* [Text to read]:
begin

When laying out a printed circuit board with an unfamiliar IC that is clocked internally at a high frequency, it is a good idea to treat every pin on that IC as if it were a high-frequency source with the same characteristics as the internal clock. Otherwise, the power or low-speed digital traces could be the most significant sources of radiated emissions.
Identifying Current Paths
Perhaps the most important distinction between digital circuit designers and EMC engineers is that EMC (and signal integrity) engineers pay close attention to the currents flowing in a circuit as well as the voltages. This is a very important point. Most poor designs are the direct result of neglecting to consider where the signal currents were likely to flow.
Although this has already been discussed in a previous section, the subject of current path identification is so crucial to good printed circuit board design that it's worth reviewing the main concepts here. First and foremost,
1. Current flows in loops.
The same amount of current that flows out one side of a source must be drawn in from the other side. Also,
2. Current takes the path of least impedance.
At low (kHz and lower) frequencies, impedance is dominated by resistance, so current takes the path(s) of least resistance. At high (MHz and higher) frequencies, impedance is dominated by the inductance term so the current takes the path of least inductance.
Consider the circuit board layout illustrated in Figure 6. A 50-MHz signal propagates on a trace above a plane from Component A to Component B. We know that an equal amount of current must therefore flow from Component B to Component A. In this case we’ll assume that this current exits the pin of Component B labeled GND and makes its way back to the pin of Component A labeled GND. Since a solid plane is provided and the ground pins of both components are close, it is tempting to conclude that the current takes the shortest path between them. However, we now know that this is not correct. High-frequency currents take the path of least inductance or the path of least loop area. The majority of the signal current returning on the plane therefore flows in a narrow path (Path 2) directly underneath the signal trace.

end

* [Work to do]:
The text on current paths repeatedly describes current as taking the path of least of some quantity. List every quantity it names in that role.

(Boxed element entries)
begin

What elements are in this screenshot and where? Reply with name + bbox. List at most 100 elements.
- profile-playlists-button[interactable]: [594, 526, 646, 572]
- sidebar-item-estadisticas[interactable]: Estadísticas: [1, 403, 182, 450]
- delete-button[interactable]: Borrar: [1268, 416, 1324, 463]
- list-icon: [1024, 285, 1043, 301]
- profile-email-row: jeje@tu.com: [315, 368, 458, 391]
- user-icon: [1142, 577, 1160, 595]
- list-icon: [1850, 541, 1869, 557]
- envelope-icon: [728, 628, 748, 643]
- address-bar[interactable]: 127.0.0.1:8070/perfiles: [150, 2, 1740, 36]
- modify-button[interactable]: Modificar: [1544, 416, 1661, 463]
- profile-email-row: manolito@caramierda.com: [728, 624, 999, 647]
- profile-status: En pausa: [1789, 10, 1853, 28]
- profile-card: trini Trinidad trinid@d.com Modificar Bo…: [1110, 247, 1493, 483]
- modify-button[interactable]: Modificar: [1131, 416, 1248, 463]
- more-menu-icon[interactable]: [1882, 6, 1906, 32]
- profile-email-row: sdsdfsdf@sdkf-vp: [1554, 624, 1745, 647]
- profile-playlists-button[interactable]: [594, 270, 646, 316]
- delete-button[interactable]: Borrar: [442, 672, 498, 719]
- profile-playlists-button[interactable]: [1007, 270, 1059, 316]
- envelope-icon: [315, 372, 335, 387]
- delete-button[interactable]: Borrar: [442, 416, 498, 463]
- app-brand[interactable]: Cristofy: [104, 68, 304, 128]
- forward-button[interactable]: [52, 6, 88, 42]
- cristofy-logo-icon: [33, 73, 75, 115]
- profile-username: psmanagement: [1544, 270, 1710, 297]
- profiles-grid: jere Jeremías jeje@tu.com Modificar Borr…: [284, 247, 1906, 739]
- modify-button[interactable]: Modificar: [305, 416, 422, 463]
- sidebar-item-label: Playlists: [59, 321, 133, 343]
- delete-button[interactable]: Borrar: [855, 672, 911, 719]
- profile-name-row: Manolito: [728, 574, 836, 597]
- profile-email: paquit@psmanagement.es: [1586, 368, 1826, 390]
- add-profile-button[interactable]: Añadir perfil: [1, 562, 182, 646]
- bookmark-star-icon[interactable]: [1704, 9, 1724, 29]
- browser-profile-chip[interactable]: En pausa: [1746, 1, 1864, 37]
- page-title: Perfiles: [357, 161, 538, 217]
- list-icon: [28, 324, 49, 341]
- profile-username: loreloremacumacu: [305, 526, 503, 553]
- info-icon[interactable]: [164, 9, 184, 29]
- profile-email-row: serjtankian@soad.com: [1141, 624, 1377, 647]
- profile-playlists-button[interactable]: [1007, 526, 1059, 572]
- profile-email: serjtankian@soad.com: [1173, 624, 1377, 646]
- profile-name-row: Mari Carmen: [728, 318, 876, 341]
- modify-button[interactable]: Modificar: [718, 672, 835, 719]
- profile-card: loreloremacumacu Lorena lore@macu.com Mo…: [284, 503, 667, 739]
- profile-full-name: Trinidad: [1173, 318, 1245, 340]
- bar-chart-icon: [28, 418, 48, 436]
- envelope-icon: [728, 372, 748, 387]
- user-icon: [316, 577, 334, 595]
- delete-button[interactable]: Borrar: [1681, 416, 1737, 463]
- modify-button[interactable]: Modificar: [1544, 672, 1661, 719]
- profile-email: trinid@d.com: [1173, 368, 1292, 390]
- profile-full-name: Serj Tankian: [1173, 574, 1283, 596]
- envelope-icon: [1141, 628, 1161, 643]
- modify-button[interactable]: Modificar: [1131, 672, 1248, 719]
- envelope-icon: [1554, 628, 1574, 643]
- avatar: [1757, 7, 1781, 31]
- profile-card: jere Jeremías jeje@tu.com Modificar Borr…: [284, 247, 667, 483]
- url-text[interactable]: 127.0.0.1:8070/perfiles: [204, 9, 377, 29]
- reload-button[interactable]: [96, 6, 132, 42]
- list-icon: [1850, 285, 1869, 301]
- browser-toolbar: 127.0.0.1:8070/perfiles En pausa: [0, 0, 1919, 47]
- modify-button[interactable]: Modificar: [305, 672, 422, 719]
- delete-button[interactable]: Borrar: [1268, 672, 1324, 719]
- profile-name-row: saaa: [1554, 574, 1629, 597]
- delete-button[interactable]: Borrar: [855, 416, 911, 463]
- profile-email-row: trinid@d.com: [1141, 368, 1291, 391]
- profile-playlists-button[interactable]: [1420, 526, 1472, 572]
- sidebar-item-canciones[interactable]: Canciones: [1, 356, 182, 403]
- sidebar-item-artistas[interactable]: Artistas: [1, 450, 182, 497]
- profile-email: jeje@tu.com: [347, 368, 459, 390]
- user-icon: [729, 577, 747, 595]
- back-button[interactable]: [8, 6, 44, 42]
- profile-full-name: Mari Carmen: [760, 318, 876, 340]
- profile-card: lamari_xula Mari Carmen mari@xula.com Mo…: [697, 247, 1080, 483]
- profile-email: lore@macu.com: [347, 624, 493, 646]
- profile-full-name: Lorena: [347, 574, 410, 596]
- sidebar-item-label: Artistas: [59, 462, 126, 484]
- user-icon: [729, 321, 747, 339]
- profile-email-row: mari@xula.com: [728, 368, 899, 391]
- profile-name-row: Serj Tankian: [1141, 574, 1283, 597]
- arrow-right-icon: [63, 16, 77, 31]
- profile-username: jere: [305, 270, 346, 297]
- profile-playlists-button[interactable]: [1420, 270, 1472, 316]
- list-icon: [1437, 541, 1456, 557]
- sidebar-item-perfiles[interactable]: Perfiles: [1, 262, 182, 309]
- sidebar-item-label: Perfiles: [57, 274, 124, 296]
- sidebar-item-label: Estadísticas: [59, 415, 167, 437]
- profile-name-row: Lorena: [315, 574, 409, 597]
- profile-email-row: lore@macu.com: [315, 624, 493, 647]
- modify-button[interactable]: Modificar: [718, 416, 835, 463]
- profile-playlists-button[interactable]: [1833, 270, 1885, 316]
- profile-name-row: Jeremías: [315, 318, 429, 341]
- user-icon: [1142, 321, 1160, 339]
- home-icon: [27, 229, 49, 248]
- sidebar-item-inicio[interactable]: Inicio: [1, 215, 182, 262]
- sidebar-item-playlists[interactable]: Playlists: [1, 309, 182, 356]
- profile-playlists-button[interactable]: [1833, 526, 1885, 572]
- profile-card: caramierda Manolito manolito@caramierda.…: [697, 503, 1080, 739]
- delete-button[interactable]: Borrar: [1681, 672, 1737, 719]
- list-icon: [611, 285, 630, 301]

end
begin

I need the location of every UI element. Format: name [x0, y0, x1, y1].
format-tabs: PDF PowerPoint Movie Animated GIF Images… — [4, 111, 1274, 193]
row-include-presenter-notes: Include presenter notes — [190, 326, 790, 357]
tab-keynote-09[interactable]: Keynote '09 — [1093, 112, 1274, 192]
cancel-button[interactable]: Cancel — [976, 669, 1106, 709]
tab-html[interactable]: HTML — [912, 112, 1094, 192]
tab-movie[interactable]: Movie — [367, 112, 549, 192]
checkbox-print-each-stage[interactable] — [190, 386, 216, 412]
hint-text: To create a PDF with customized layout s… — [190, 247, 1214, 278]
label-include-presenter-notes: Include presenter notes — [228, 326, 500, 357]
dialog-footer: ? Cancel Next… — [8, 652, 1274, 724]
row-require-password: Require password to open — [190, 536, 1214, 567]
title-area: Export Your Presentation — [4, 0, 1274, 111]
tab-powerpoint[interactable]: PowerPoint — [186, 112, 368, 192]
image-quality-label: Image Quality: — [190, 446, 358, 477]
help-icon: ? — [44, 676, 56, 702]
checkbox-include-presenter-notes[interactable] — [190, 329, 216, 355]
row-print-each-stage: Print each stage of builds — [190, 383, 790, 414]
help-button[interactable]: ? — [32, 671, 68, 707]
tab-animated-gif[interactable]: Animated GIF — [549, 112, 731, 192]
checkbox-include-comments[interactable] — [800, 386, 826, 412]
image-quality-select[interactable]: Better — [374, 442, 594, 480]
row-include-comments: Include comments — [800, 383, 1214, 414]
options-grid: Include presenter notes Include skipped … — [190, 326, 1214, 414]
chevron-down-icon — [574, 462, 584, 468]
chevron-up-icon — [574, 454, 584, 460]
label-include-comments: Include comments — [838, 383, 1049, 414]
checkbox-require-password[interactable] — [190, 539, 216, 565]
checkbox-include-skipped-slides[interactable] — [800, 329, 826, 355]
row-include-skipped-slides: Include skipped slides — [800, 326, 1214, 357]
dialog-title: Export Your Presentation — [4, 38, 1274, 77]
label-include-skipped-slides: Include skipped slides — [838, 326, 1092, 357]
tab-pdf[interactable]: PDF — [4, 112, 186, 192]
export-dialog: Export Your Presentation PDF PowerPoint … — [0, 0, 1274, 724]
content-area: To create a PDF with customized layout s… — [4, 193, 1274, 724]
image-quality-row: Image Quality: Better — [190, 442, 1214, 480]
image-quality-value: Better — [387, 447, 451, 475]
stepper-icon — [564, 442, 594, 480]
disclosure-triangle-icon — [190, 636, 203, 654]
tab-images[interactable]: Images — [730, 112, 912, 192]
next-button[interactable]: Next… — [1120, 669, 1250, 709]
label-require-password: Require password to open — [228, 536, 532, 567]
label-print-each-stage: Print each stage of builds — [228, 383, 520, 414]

end
begin

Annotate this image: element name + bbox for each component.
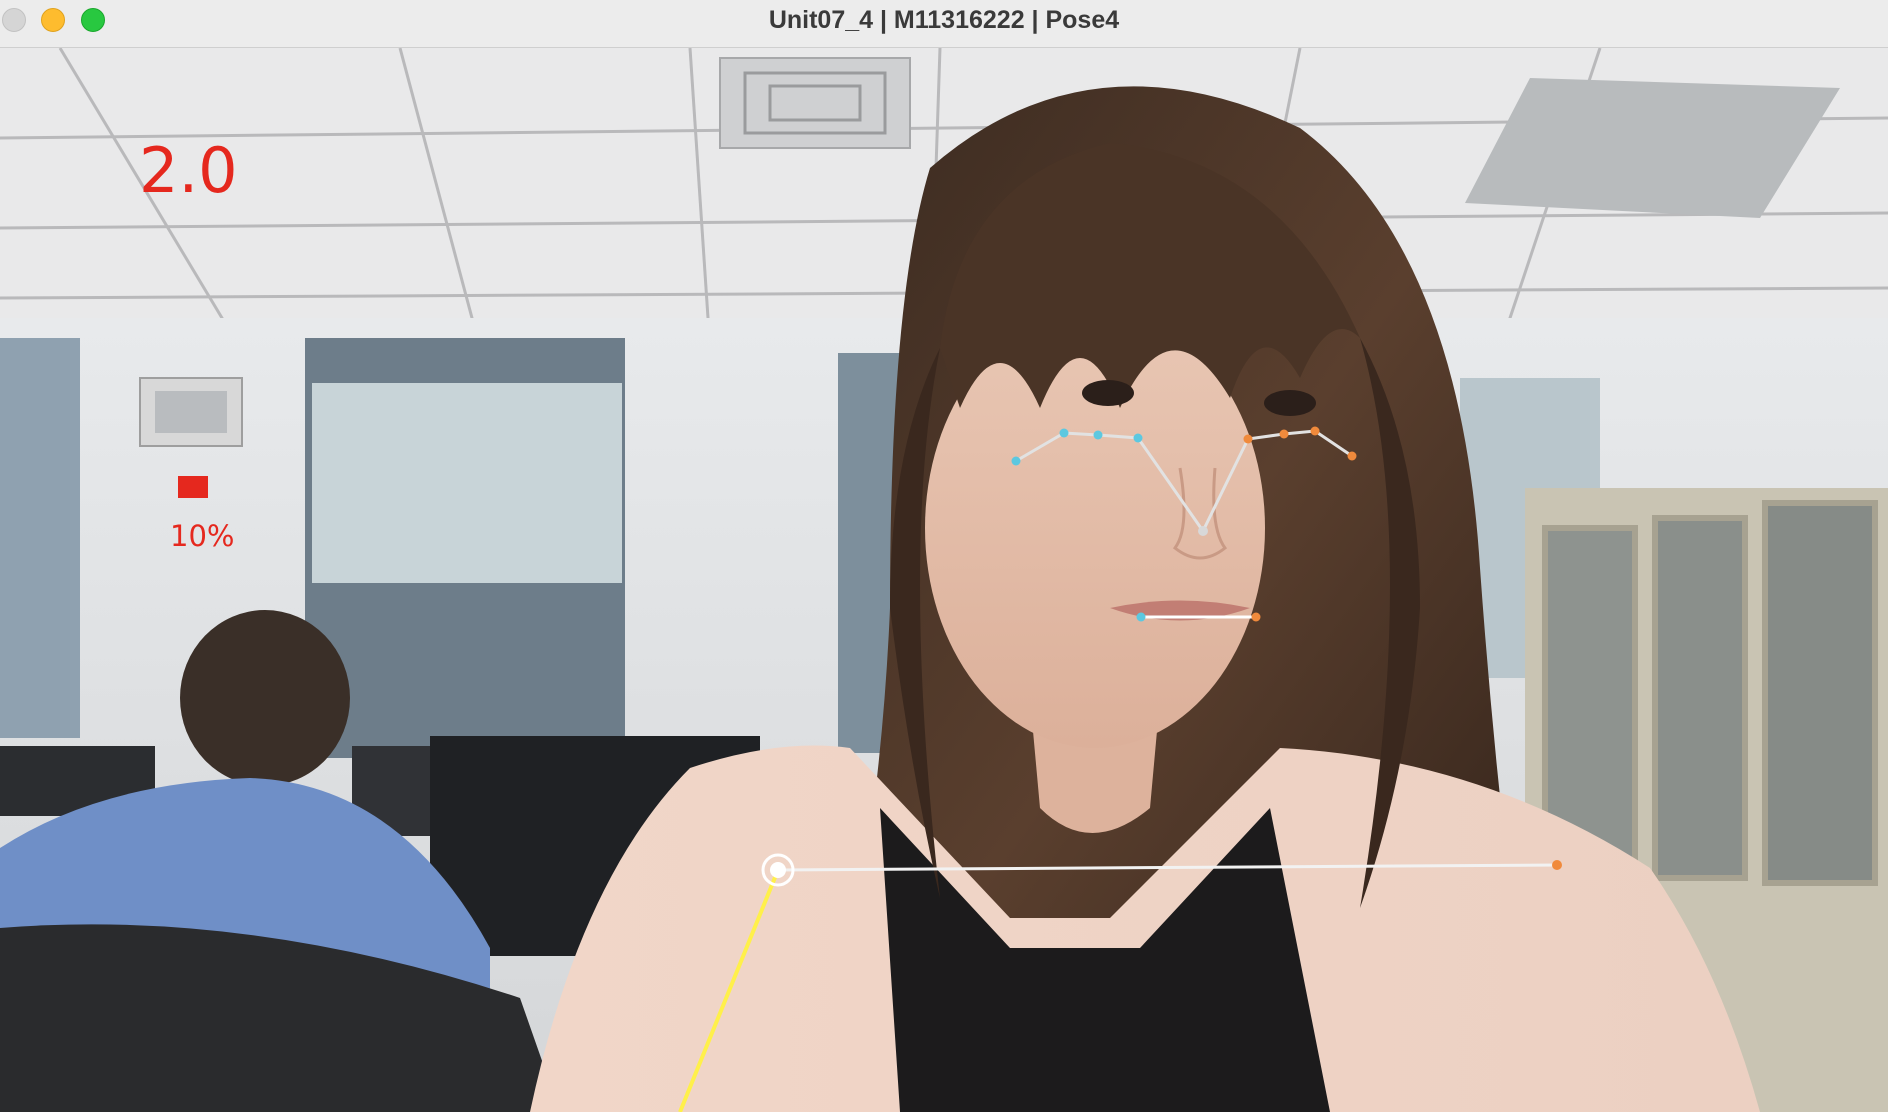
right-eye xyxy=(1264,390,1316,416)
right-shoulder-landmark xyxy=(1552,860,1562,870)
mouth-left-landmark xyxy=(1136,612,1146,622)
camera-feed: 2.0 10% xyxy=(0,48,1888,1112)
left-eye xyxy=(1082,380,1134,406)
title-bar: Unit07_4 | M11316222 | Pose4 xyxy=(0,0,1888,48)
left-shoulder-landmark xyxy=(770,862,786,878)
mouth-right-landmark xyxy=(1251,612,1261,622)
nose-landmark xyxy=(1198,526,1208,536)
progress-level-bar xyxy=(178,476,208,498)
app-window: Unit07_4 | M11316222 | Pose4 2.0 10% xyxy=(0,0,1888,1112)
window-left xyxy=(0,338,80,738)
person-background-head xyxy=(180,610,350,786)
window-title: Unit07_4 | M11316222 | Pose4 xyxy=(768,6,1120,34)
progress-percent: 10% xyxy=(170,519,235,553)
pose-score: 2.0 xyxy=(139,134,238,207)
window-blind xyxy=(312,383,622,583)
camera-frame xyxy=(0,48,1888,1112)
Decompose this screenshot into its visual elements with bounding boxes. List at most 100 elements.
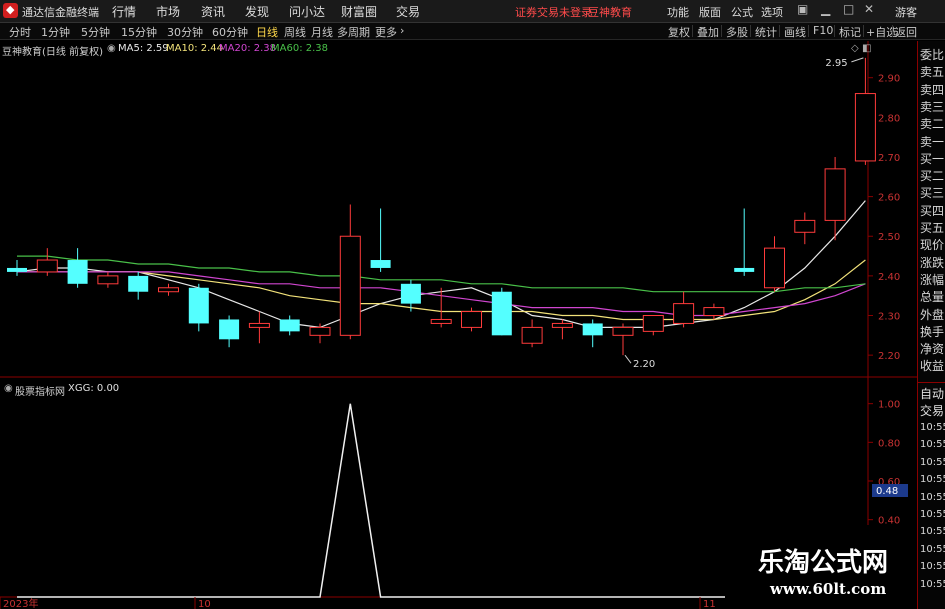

end

* [The output]:
- Impedance
- Resistance
- Inductance
- Loop area